TASK TO CARRY OUT: Repeat all of the records verbatim.

DATASET ENTRIES:
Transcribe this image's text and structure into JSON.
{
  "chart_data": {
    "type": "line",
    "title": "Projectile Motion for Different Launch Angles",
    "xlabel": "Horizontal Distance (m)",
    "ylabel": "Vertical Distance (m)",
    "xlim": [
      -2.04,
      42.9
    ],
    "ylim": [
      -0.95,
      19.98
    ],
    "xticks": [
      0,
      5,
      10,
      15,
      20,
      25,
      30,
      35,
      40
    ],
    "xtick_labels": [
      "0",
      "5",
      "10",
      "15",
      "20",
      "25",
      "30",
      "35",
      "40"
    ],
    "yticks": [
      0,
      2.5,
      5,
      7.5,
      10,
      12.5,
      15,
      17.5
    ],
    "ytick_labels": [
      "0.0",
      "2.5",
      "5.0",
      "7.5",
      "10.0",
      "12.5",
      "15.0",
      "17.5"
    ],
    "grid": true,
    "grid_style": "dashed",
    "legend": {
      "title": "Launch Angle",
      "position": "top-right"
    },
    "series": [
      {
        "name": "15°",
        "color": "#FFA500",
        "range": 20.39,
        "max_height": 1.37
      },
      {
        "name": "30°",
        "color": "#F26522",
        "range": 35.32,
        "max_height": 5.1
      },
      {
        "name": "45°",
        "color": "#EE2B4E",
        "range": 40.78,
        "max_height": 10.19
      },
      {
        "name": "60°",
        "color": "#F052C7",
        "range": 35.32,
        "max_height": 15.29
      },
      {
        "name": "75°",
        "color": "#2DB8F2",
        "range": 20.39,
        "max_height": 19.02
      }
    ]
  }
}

RESPONSE TO THIS EXERCISE:
Transcribe this image's text and structure into JSON.
{
  "chart_data": {
    "type": "line",
    "title": "Projectile Motion for Different Launch Angles",
    "xlabel": "Horizontal Distance (m)",
    "ylabel": "Vertical Distance (m)",
    "xlim": [
      -2.04,
      42.9
    ],
    "ylim": [
      -0.95,
      19.98
    ],
    "xticks": [
      0,
      5,
      10,
      15,
      20,
      25,
      30,
      35,
      40
    ],
    "xtick_labels": [
      "0",
      "5",
      "10",
      "15",
      "20",
      "25",
      "30",
      "35",
      "40"
    ],
    "yticks": [
      0,
      2.5,
      5,
      7.5,
      10,
      12.5,
      15,
      17.5
    ],
    "ytick_labels": [
      "0.0",
      "2.5",
      "5.0",
      "7.5",
      "10.0",
      "12.5",
      "15.0",
      "17.5"
    ],
    "grid": true,
    "grid_style": "dashed",
    "legend": {
      "title": "Launch Angle",
      "position": "top-right"
    },
    "series": [
      {
        "name": "15°",
        "color": "#FFA500",
        "range": 20.39,
        "max_height": 1.37
      },
      {
        "name": "30°",
        "color": "#F26522",
        "range": 35.32,
        "max_height": 5.1
      },
      {
        "name": "45°",
        "color": "#EE2B4E",
        "range": 40.78,
        "max_height": 10.19
      },
      {
        "name": "60°",
        "color": "#F052C7",
        "range": 35.32,
        "max_height": 15.29
      },
      {
        "name": "75°",
        "color": "#2DB8F2",
        "range": 20.39,
        "max_height": 19.02
      }
    ]
  }
}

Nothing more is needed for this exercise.